▶ **TASK MATERIAL**:
---
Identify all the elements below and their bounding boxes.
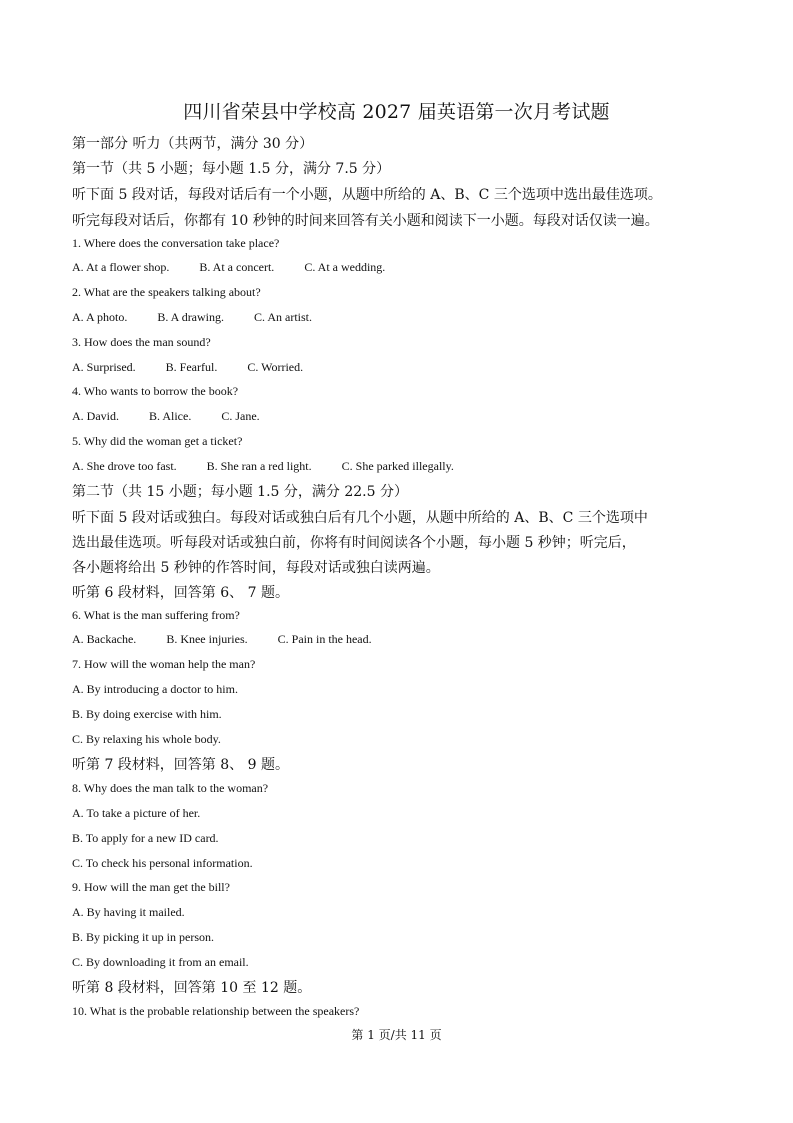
option: B. At a concert. — [199, 260, 275, 274]
option: C. She parked illegally. — [341, 459, 454, 473]
question: 5. Why did the woman get a ticket? — [72, 434, 243, 448]
question: 8. Why does the man talk to the woman? — [72, 781, 269, 795]
option: B. Knee injuries. — [166, 632, 248, 646]
material-heading: 听第 8 段材料，回答第 10 至 12 题。 — [72, 980, 312, 996]
option: C. By downloading it from an email. — [72, 955, 249, 969]
instruction: 听下面 5 段对话或独白。每段对话或独白后有几个小题，从题中所给的 A、B、C 三个选项中 — [72, 510, 648, 526]
question: 9. How will the man get the bill? — [72, 880, 230, 894]
question: 10. What is the probable relationship between the speakers? — [72, 1004, 360, 1018]
question: 3. How does the man sound? — [72, 335, 211, 349]
section-heading: 第二节（共 15 小题；每小题 1.5 分，满分 22.5 分） — [72, 484, 408, 500]
option: B. To apply for a new ID card. — [72, 831, 219, 845]
section-heading: 第一节（共 5 小题；每小题 1.5 分，满分 7.5 分） — [72, 161, 391, 177]
option: B. A drawing. — [157, 310, 225, 324]
option: B. By doing exercise with him. — [72, 707, 222, 721]
option: A. A photo. — [72, 310, 128, 324]
option: C. Jane. — [221, 409, 260, 423]
instruction: 听下面 5 段对话，每段对话后有一个小题，从题中所给的 A、B、C 三个选项中选出最佳选项。 — [72, 187, 662, 203]
answer-options — [72, 360, 303, 375]
option: A. By introducing a doctor to him. — [72, 682, 238, 696]
option: A. To take a picture of her. — [72, 806, 201, 820]
answer-options — [72, 260, 385, 275]
option: B. She ran a red light. — [206, 459, 312, 473]
question: 6. What is the man suffering from? — [72, 608, 240, 622]
option: A. David. — [72, 409, 119, 423]
instruction: 各小题将给出 5 秒钟的作答时间，每段对话或独白读两遍。 — [72, 560, 440, 576]
answer-options — [72, 459, 454, 474]
question: 4. Who wants to borrow the book? — [72, 384, 239, 398]
option: A. Surprised. — [72, 360, 136, 374]
instruction: 选出最佳选项。听每段对话或独白前，你将有时间阅读各个小题，每小题 5 秒钟；听完后， — [72, 535, 636, 551]
option: A. She drove too fast. — [72, 459, 177, 473]
part-heading: 第一部分 听力（共两节，满分 30 分） — [72, 136, 314, 152]
option: C. Worried. — [247, 360, 304, 374]
option: C. To check his personal information. — [72, 856, 253, 870]
question: 7. How will the woman help the man? — [72, 657, 256, 671]
answer-options — [72, 409, 260, 424]
option: B. Fearful. — [165, 360, 218, 374]
instruction: 听完每段对话后，你都有 10 秒钟的时间来回答有关小题和阅读下一小题。每段对话仅读一遍。 — [72, 213, 659, 229]
option: C. By relaxing his whole body. — [72, 732, 221, 746]
answer-options — [72, 632, 372, 647]
option: C. An artist. — [254, 310, 313, 324]
option: A. At a flower shop. — [72, 260, 170, 274]
material-heading: 听第 7 段材料，回答第 8、 9 题。 — [72, 757, 289, 773]
option: A. Backache. — [72, 632, 137, 646]
answer-options — [72, 310, 312, 325]
page-title: 四川省荣县中学校高 2027 届英语第一次月考试题 — [183, 101, 610, 123]
question: 1. Where does the conversation take place? — [72, 236, 280, 250]
option: C. At a wedding. — [304, 260, 386, 274]
option: B. By picking it up in person. — [72, 930, 214, 944]
option: C. Pain in the head. — [277, 632, 372, 646]
page-number: 第 1 页/共 11 页 — [351, 1028, 442, 1042]
question: 2. What are the speakers talking about? — [72, 285, 261, 299]
option: A. By having it mailed. — [72, 905, 185, 919]
material-heading: 听第 6 段材料，回答第 6、 7 题。 — [72, 585, 289, 601]
option: B. Alice. — [149, 409, 192, 423]
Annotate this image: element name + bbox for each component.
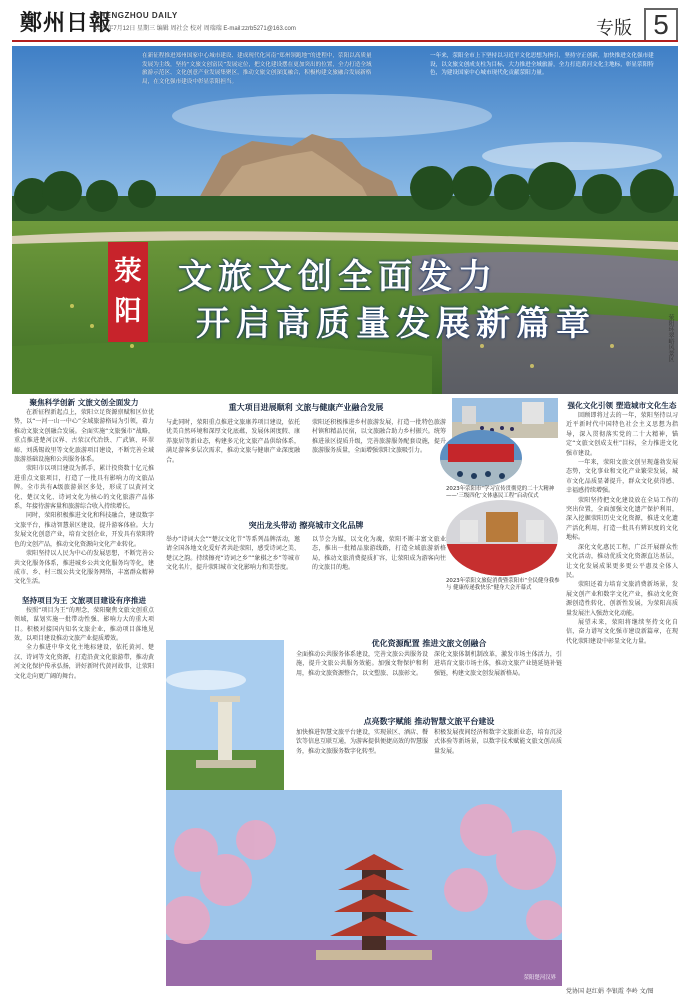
event-photo-round-1 [440, 430, 522, 486]
headline-line-2: 开启高质量发展新篇章 [196, 304, 596, 344]
page-number: 5 [644, 8, 678, 42]
paragraph: 在新征程新起点上，荥阳立足资源禀赋和区位优势，以“一河一山一中心”全域旅游格局为引领，着力推动文旅文创融合发展。全面实施“文旅强市”战略，重点推进楚河汉界、古荥汉代冶铁、广武镇、环翠峪、刘禹锡故里等文化旅游项目建设，不断完善全域旅游基础设施和公共服务体系。 [14, 409, 154, 464]
newspaper-logo-english: ZHENGZHOU DAILY [94, 11, 178, 20]
mid-column: 积极发展夜间经济和数字文旅新业态，培育沉浸式体验等新场景，以数字技术赋能文旅文创高质量发展。 [434, 729, 562, 755]
mid-section-title-3: 优化资源配置 推进文旅文创融合 [371, 639, 487, 648]
mid-section-title-4: 点亮数字赋能 推动智慧文旅平台建设 [363, 717, 495, 726]
right-column-title: 强化文化引领 塑造城市文化生态 [567, 401, 677, 410]
mid-column: 与此同时，荥阳重点推进文旅康养项目建设，依托优美自然环境和深厚文化底蕴，发展休闲度假、康养旅居等新业态，构建多元化文旅产品供给体系，满足游客多层次需求，推动文旅与健康产业深度融合。 [166, 419, 300, 464]
mid-section-title-1: 重大项目进展顺利 文旅与健康产业融合发展 [228, 403, 384, 412]
left-column-title: 聚焦科学创新 文旅文创全面发力 [29, 398, 139, 407]
paragraph: 荥阳坚持以人民为中心的发展思想，不断完善公共文化服务体系，推进城乡公共文化服务均等化，建成市、乡、村三级公共文化服务网络，丰富群众精神文化生活。 [14, 550, 154, 586]
paragraph: 回顾即将过去的一年，荥阳坚持以习近平新时代中国特色社会主义思想为指导，深入贯彻落实党的二十大精神，锚定“文旅文创成支柱”目标，全力推进文化强市建设。 [566, 412, 678, 457]
mid-column: 全面推动公共服务体系建设，完善文旅公共服务设施，提升文旅公共服务效能。加强文物保护和利用，推动文旅资源整合，以文塑旅、以旅彰文。 [296, 651, 428, 677]
mid-column: 深化文旅体制机制改革，激发市场主体活力，引进培育文旅市场主体，推动文旅产业链延链补链强链，构建文旅文创发展新格局。 [434, 651, 562, 677]
pagoda-photo [166, 790, 562, 986]
paragraph: 按照“项目为王”的理念，荥阳聚焦文旅文创重点领域，谋划实施一批带动性强、影响力大的重大项目。积极对接国内知名文旅企业，推动项目落地见效，以项目建设推动文旅产业提质增效。 [14, 606, 154, 642]
issue-info: 2023年7月12日 星期三 编辑 周社会 校对 周瑞瑞 E-mail:zzrb5271@163.com [94, 26, 296, 32]
header-rule [12, 40, 678, 42]
paragraph: 荥阳市以项目建设为抓手，累计投资数十亿元推进重点文旅项目，打造了一批具有影响力的文旅品牌。全市共有A级旅游景区多处，形成了以黄河文化、楚汉文化、诗词文化为核心的文化旅游产品体系，年接待游客量和旅游综合收入持续增长。 [14, 465, 154, 511]
headline-line-1: 文旅文创全面发力 [178, 257, 498, 297]
paragraph: 展望未来，荥阳将继续坚持文化自信，奋力谱写文化强市建设新篇章，在现代化荥阳建设中彰显文化力量。 [566, 618, 678, 645]
mid-column: 以节会为媒，以文化为魂，荥阳不断丰富文旅业态，推出一批精品旅游线路，打造全域旅游新格局，推动文旅消费提质扩容，让荥阳成为游客向往的文旅目的地。 [312, 536, 446, 572]
hero-photo-caption: 荥阳环翠峪风景区 [667, 314, 674, 362]
mid-column: 举办“诗词大会”“楚汉文化节”等系列品牌活动，邀请全国各地文化爱好者共赴荥阳，感受诗词之美、楚汉之韵。持续擦亮“诗词之乡”“象棋之乡”等城市文化名片，提升荥阳城市文化影响力和美誉度。 [166, 536, 300, 572]
paragraph: 同时，荥阳积极推进文化和科技融合，建设数字文旅平台，推动智慧景区建设，提升游客体验。大力发展文化创意产业，培育文创企业，开发具有荥阳特色的文创产品，推动文化资源向文化产业转化。 [14, 512, 154, 548]
photo-caption: 2023年荥阳市“学习宣传贯彻党的二十大精神——‘三级四化’文体惠民工程”启动仪式 [446, 486, 555, 500]
paragraph: 深化文化惠民工程，广泛开展群众性文化活动，推动优质文化资源直达基层，让文化发展成果更多更公平惠及全体人民。 [566, 543, 678, 579]
mid-column: 荥阳还积极推进乡村旅游发展，打造一批特色旅游村镇和精品民宿，以文旅融合助力乡村振兴。统筹推进景区提质升级，完善旅游服务配套设施，提升旅游服务质量，全面增强荥阳文旅吸引力。 [312, 419, 446, 455]
paragraph: 一年来，荥阳文旅文创呈现蓬勃发展态势，文化事业和文化产业繁荣发展，城市文化品质显著提升，群众文化获得感、幸福感持续增强。 [566, 459, 678, 495]
hero-intro-left: 在新征程推进郑州国家中心城市建设、建成现代化河南“郑州领跑地”的进程中，荥阳以高质量发展为主线，坚持“文旅文创富民”发展定位，把文化建设摆在更加突出的位置，全力打造全域旅游示范区、文化创意产业发展集聚区，推动文旅文创深度融合，积极构建文旅融合发展新格局，在文化强市建设中彰显荥阳担当。 [142, 53, 372, 85]
city-label: 荥阳 [108, 242, 148, 342]
section-label: 专版 [596, 18, 632, 39]
right-column [566, 400, 678, 990]
landmark-photo [166, 640, 284, 810]
left-column-title-2: 坚持项目为王 文旅项目建设有序推进 [21, 595, 147, 605]
hero-banner [12, 46, 678, 394]
photo-caption: 荥阳楚河汉界 [523, 974, 556, 981]
photo-caption: 2023年荥阳文旅促消费暨荥阳市“全民健身我参与 健康传递我快乐”健身大会开幕式 [446, 578, 560, 592]
left-column [14, 397, 154, 987]
paragraph: 荥阳还着力培育文旅消费新场景，发展文创产业和数字文化产业，推动文化资源创造性转化、创新性发展，为荥阳高质量发展注入强劲文化动能。 [566, 581, 678, 617]
byline: 党协国 赵红娟 李银霞 李岭 文/图 [566, 988, 654, 995]
hero-intro-right: 一年来，荥阳全市上下坚持以习近平文化思想为指引，坚持守正创新，加快推进文化强市建设，以文旅文创成支柱为目标，大力推进全域旅游，全力打造黄河文化主地标，彰显荥阳特色，为建设国家中心城市现代化贡献荥阳力量。 [430, 53, 654, 77]
paragraph: 荥阳坚持把文化建设放在全局工作的突出位置，全面加强文化遗产保护利用，深入挖掘荥阳历史文化资源，推进文化遗产活化利用，打造一批具有辨识度的文化地标。 [566, 496, 678, 542]
mid-column: 加快推进智慧文旅平台建设，实现景区、酒店、餐饮等信息互联互通，为游客提供便捷高效的智慧服务，推动文旅服务数字化转型。 [296, 729, 428, 755]
event-photo-round-2 [446, 500, 558, 576]
newspaper-logo: 鄭州日報 [20, 10, 113, 36]
paragraph: 全力推进中华文化主地标建设，依托黄河、楚汉、诗词等文化资源，打造沿黄文化旅游带，推动黄河文化保护传承弘扬，讲好新时代黄河故事，让荥阳文化走向更广阔的舞台。 [14, 644, 154, 680]
mid-section-title-2: 突出龙头带动 擦亮城市文化品牌 [248, 521, 364, 530]
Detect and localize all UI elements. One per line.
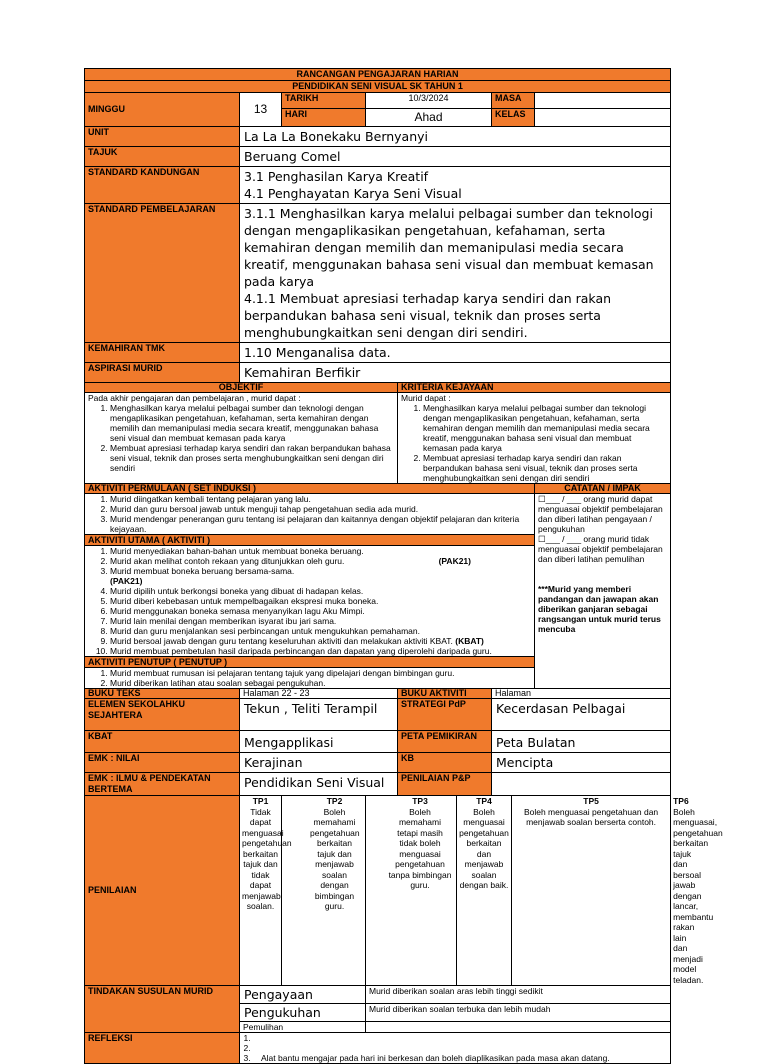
penutup-item: 1. Murid membuat rumusan isi pelajaran tentang tajuk yang dipelajari dengan bimbingan guru.: [110, 668, 531, 678]
aspirasi-label: ASPIRASI MURID: [85, 363, 240, 383]
aktiviti-penutup-label: AKTIVITI PENUTUP ( PENUTUP ): [85, 656, 534, 668]
tarikh-value: 10/3/2024: [366, 93, 492, 109]
aktiviti-body: [85, 494, 535, 689]
permulaan-item: 3. Murid mendengar penerangan guru tentang isi pelajaran dan kaitannya dengan objektif pelajaran dan kriteria kejayaan.: [110, 514, 531, 534]
kriteria-intro: Murid dapat :: [401, 393, 451, 403]
tp-desc: Boleh menguasai pengetahuan berkaitan dan menjawab soalan dengan baik.: [459, 806, 509, 890]
penilaian-pp-value: [492, 773, 671, 796]
objektif-content: [85, 393, 398, 484]
document-subtitle: PENDIDIKAN SENI VISUAL SK TAHUN 1: [85, 81, 671, 93]
tp-cell: [457, 796, 512, 986]
masa-value: [535, 93, 671, 109]
kemahiran-tmk-value: 1.10 Menganalisa data.: [240, 343, 671, 363]
emk-ilmu-label: EMK : ILMU & PENDEKATAN BERTEMA: [85, 773, 240, 796]
aktiviti-utama-content: [85, 546, 534, 656]
catatan-p1: ☐___ / ___ orang murid dapat menguasai objektif pembelajaran dan diberi latihan pengayaan / pengukuhan: [538, 494, 663, 534]
kb-value: Mencipta: [492, 753, 671, 773]
kbat-tag: (KBAT): [455, 636, 484, 646]
minggu-label: MINGGU: [85, 93, 240, 127]
kriteria-content: [398, 393, 671, 484]
permulaan-item: 1. Murid diingatkan kembali tentang pelajaran yang lalu.: [110, 494, 531, 504]
unit-value: La La La Bonekaku Bernyanyi: [240, 127, 671, 147]
tp-heading: TP3: [412, 796, 428, 806]
pak21-tag: (PAK21): [110, 576, 143, 586]
pak21-tag: (PAK21): [438, 556, 471, 566]
refleksi-label: REFLEKSI: [85, 1033, 240, 1064]
tp-heading: TP4: [476, 796, 492, 806]
tindakan-desc: Murid diberikan soalan terbuka dan lebih mudah: [366, 1004, 671, 1022]
unit-label: UNIT: [85, 127, 240, 147]
tp-desc: Tidak dapat menguasai pengetahuan berkaitan tajuk dan tidak dapat menjawab soalan.: [242, 806, 292, 911]
aktiviti-utama-label: AKTIVITI UTAMA ( AKTIVITI ): [85, 534, 534, 546]
document-title: RANCANGAN PENGAJARAN HARIAN: [85, 69, 671, 81]
tp-desc: Boleh memahami tetapi masih tidak boleh menguasai pengetahuan tanpa bimbingan guru.: [388, 806, 452, 890]
objektif-item: 1. Menghasilkan karya melalui pelbagai sumber dan teknologi dengan mengaplikasikan pengetahuan, kefahaman, serta kemahiran dengan memilih dan memanipulasi media secara kreatif, menggunakan bahasa seni visual dan membuat kemasan pada karya: [110, 403, 394, 443]
tajuk-value: Beruang Comel: [240, 147, 671, 167]
rph-table: RANCANGAN PENGAJARAN HARIAN PENDIDIKAN SENI VISUAL SK TAHUN 1 MINGGU 13 TARIKH 10/3/2024 MASA HARI Ahad KELAS UNIT La La La Bonekaku Bernyanyi TAJUK Beruang Comel STANDARD KANDUNGAN 3.1 Penghasilan Karya Kreatif 4.1 Penghayatan Karya Seni Visual STANDARD PEMBELAJARAN 3.1.1 Menghasilkan karya melalui pelbagai sumber dan teknologi dengan mengaplikasikan pengetahuan, kefahaman, serta kemahiran dengan memilih dan memanipulasi media secara kreatif, menggunakan bahasa seni visual dan membuat kemasan pada karya 4.1.1 Membuat apresiasi terhadap karya sendiri dan rakan berpandukan bahasa seni visual, teknik dan proses serta menghubungkaitkan seni dengan diri sendiri. KEMAHIRAN TMK 1.10 Menganalisa data. ASPIRASI MURID Kemahiran Berfikir OBJEKTIF KRITERIA KEJAYAAN Pada akhir pengajaran dan pembelajaran , murid dapat : 1. Menghasilkan karya melalui pelbagai sumber dan teknologi dengan mengaplikasikan pengetahuan, kefahaman, serta kemahiran dengan memilih dan memanipulasi media secara kreatif, menggunakan bahasa seni visual dan membuat kemasan pada karya 2. Membuat apresiasi terhadap karya sendiri dan rakan berpandukan bahasa seni visual, teknik dan proses serta menghubungkaitkan seni dengan diri sendiri Murid dapat : 1. Menghasilkan karya melalui pelbagai sumber dan teknologi dengan mengaplikasikan pengetahuan, kefahaman, serta kemahiran dengan memilih dan memanipulasi media secara kreatif, menggunakan bahasa seni visual dan membuat kemasan pada karya 2. Membuat apresiasi terhadap karya sendiri dan rakan berpandukan bahasa seni visual, teknik dan proses serta menghubungkaitkan seni dengan diri sendiri AKTIVITI PERMULAAN ( SET INDUKSI ) CATATAN / IMPAK 1. Murid diingatkan kembali tentang pelajaran yang lalu. 2. Murid dan guru bersoal jawab untuk menguji tahap pengetahuan sedia ada murid. 3. Murid mendengar penerangan guru tentang isi pelajaran dan kaitannya dengan objektif pelajaran dan kriteria kejayaan. AKTIVITI UTAMA ( AKTIVITI ) 1. Murid menyediakan bahan-bahan untuk membuat boneka beruang. 2. Murid akan melihat contoh rekaan yang ditunjukkan oleh guru. (PAK21) 3. Murid membuat boneka beruang bersama-sama. (PAK21) 4. Murid dipilih untuk berkongsi boneka yang dibuat di hadapan kelas. 5. Murid diberi kebebasan untuk mempelbagaikan ekspresi muka boneka. 6. Murid menggunakan boneka semasa menyanyikan lagu Aku Mimpi. 7. Murid lain menilai dengan memberikan isyarat ibu jari sama. 8. Murid dan guru menjalankan sesi perbincangan untuk mengukuhkan pemahaman. 9. Murid bersoal jawab dengan guru tentang keseluruhan aktiviti dan melakukan aktiviti KBAT. (KBAT) 10. Murid membuat pembetulan hasil daripada perbincangan dan dapatan yang diperolehi daripada guru. AKTIVITI PENUTUP ( PENUTUP ) 1. Murid membuat rumusan isi pelajaran tentang tajuk yang dipelajari dengan bimbingan guru. 2. Murid diberikan latihan atau soalan sebagai pengukuhan. ☐___ / ___ orang murid dapat menguasai objektif pembelajaran dan diberi latihan pengayaan / pengukuhan ☐___ / ___ orang murid tidak menguasai objektif pembelajaran dan diberi latihan pemulihan ***Murid yang memberi pandangan dan jawapan akan diberikan ganjaran sebagai rangsangan untuk murid terus mencuba BUKU TEKS Halaman 22 - 23 BUKU AKTIVITI Halaman ELEMEN SEKOLAHKU SEJAHTERA Tekun , Teliti Terampil STRATEGI PdP Kecerdasan Pelbagai KBAT Mengapplikasi PETA PEMIKIRAN Peta Bulatan EMK : NILAI Kerajinan KB Mencipta EMK : ILMU & PENDEKATAN BERTEMA Pendidikan Seni Visual PENILAIAN P&P PENILAIAN TP1 Tidak dapat menguasai pengetahuan berkaitan tajuk dan tidak dapat menjawab soalan. TP2 Boleh memahami pengetahuan berkaitan tajuk dan menjawab soalan dengan bimbingan guru. TP3 Boleh memahami tetapi masih tidak boleh menguasai pengetahuan tanpa bimbingan guru. TP4 Boleh menguasai pengetahuan berkaitan dan menjawab soalan dengan baik. TP5 Boleh menguasai pengetahuan dan menjawab soalan berserta contoh. TP6 Boleh menguasai, pengetahuan berkaitan tajuk dan bersoal jawab dengan lancar, membantu rakan lain dan menjadi model teladan. TINDAKAN SUSULAN MURID Pengayaan Murid diberikan soalan aras lebih tinggi sedikit Pengukuhan Murid diberikan soalan terbuka dan lebih mudah Pemulihan REFLEKSI 1. 2. 3. Alat bantu mengajar pada hari ini berkesan dan boleh diaplikasikan pada masa akan datang.: [84, 68, 671, 1064]
tindakan-name: Pemulihan: [240, 1022, 366, 1033]
buku-aktiviti-label: BUKU AKTIVITI: [398, 689, 492, 699]
tp-heading: TP5: [583, 796, 599, 806]
rph-document: [84, 68, 723, 1064]
penilaian-pp-label: PENILAIAN P&P: [398, 773, 492, 796]
strategi-label: STRATEGI PdP: [398, 699, 492, 731]
utama-item: 8. Murid dan guru menjalankan sesi perbincangan untuk mengukuhkan pemahaman.: [110, 626, 531, 636]
utama-item: 5. Murid diberi kebebasan untuk mempelbagaikan ekspresi muka boneka.: [110, 596, 531, 606]
kbat-value: Mengapplikasi: [240, 731, 398, 753]
tp-desc: Boleh memahami pengetahuan berkaitan tajuk dan menjawab soalan dengan bimbingan guru.: [310, 806, 360, 911]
---
▶ **EXERCISE PROMPT**:
Output the records that run from the line containing "penutup-item: 1. Murid" through the line containing "penilaian-pp-value: [492, 773, 671, 796]", copying each of those lines word for word, from start to end.

▶ **FULL OUTPUT**:
penutup-item: 1. Murid membuat rumusan isi pelajaran tentang tajuk yang dipelajari dengan bimbingan guru.: [110, 668, 531, 678]
aspirasi-label: ASPIRASI MURID: [85, 363, 240, 383]
aktiviti-penutup-label: AKTIVITI PENUTUP ( PENUTUP ): [85, 656, 534, 668]
tarikh-value: 10/3/2024: [366, 93, 492, 109]
aktiviti-body: [85, 494, 535, 689]
permulaan-item: 3. Murid mendengar penerangan guru tentang isi pelajaran dan kaitannya dengan objektif pelajaran dan kriteria kejayaan.: [110, 514, 531, 534]
kriteria-intro: Murid dapat :: [401, 393, 451, 403]
tp-desc: Boleh menguasai pengetahuan berkaitan dan menjawab soalan dengan baik.: [459, 806, 509, 890]
penilaian-pp-value: [492, 773, 671, 796]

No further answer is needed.